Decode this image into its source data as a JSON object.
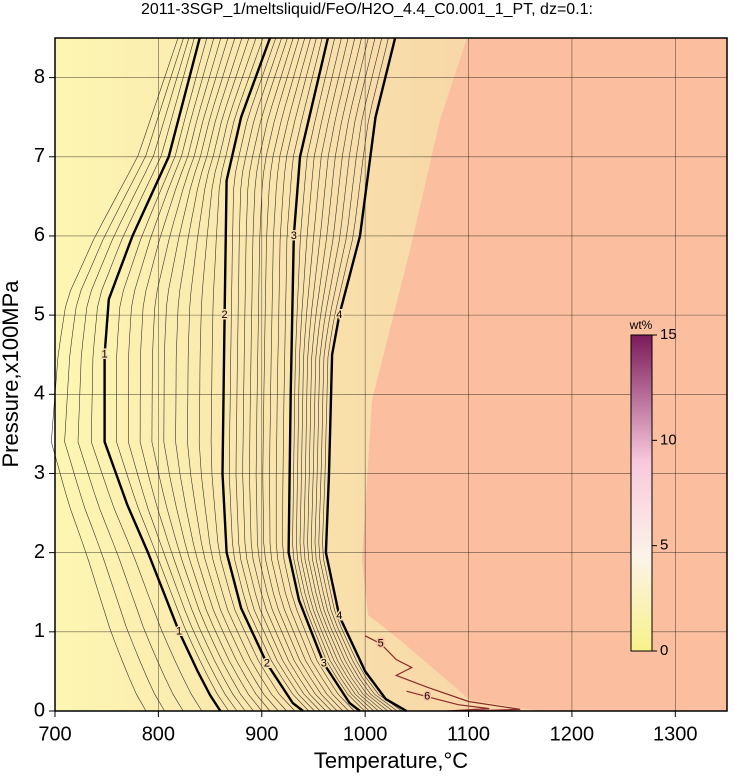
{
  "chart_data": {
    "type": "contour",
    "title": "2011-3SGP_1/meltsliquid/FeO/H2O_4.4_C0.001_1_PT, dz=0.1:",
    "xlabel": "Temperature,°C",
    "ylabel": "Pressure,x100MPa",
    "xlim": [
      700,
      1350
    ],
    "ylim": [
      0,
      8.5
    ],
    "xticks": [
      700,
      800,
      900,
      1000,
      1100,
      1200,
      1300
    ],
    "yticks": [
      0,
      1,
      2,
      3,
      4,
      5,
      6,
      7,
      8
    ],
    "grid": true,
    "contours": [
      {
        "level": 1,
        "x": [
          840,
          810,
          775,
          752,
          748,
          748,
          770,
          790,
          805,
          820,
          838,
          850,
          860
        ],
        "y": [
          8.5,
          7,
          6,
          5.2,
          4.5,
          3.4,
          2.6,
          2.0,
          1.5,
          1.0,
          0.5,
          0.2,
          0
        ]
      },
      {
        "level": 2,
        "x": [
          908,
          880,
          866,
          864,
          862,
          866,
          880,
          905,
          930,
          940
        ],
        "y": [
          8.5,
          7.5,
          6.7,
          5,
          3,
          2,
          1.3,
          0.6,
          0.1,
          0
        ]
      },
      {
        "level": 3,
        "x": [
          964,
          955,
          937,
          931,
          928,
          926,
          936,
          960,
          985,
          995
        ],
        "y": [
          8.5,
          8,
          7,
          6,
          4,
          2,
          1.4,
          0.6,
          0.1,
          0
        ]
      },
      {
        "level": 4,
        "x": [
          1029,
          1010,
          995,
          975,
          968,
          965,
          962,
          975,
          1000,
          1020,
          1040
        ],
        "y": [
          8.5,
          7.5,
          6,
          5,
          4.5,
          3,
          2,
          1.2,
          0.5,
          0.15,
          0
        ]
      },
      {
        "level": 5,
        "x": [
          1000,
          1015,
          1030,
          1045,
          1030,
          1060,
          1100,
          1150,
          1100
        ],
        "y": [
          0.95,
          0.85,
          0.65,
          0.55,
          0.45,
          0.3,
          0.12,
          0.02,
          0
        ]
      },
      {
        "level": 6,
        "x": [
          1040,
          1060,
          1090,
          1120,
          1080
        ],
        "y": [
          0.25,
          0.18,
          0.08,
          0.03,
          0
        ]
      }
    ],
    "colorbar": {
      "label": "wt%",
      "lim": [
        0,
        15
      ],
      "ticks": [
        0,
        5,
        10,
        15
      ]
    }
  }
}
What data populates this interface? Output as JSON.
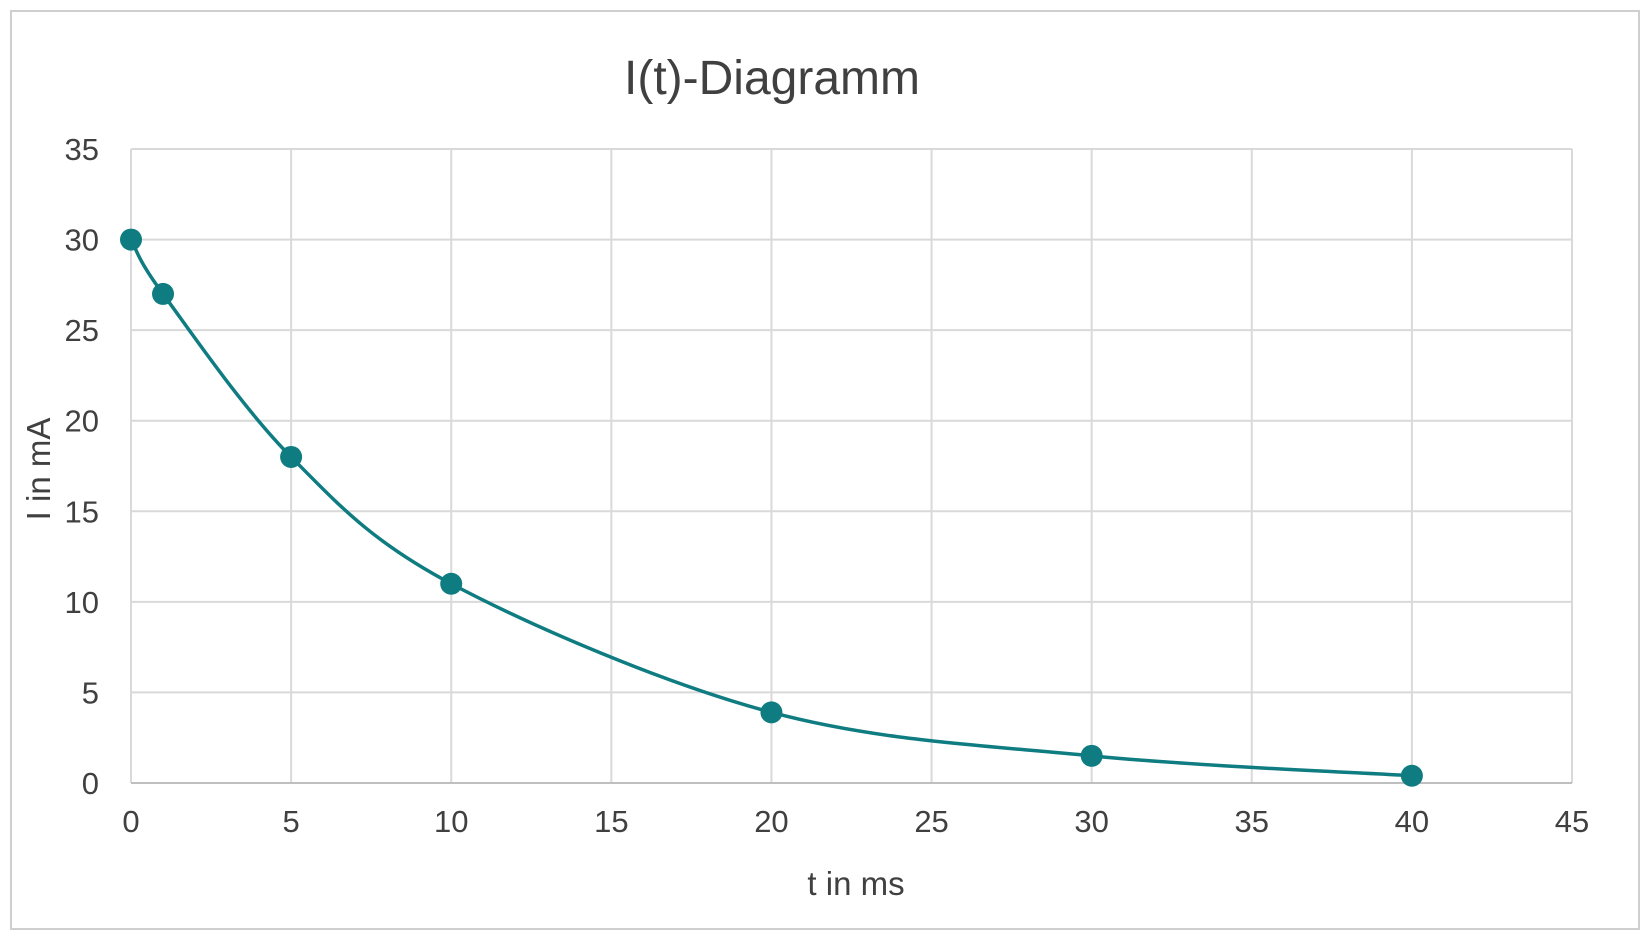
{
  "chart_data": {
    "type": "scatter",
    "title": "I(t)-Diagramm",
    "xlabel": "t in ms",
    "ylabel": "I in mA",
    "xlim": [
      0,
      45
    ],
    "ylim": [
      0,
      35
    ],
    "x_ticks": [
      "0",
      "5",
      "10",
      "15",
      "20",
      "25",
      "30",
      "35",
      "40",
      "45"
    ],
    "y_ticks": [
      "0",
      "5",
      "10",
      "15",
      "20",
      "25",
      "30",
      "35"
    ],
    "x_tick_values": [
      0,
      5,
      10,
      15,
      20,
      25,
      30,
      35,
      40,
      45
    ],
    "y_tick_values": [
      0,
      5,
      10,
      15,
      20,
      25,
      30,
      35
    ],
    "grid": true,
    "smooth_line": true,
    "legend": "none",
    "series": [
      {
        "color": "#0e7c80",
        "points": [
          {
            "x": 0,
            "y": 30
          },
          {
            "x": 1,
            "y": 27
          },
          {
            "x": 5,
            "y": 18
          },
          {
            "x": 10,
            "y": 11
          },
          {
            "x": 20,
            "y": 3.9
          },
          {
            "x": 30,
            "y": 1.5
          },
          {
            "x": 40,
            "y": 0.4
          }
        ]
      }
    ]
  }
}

..........

> [Problem]:
Write out every line from the entries where "level" appears.

> [Finished exercise]:
        "level": 1,
        "level": 2,
        "level": 3,
        "level": 4,
        "level": 5,
        "level": 6,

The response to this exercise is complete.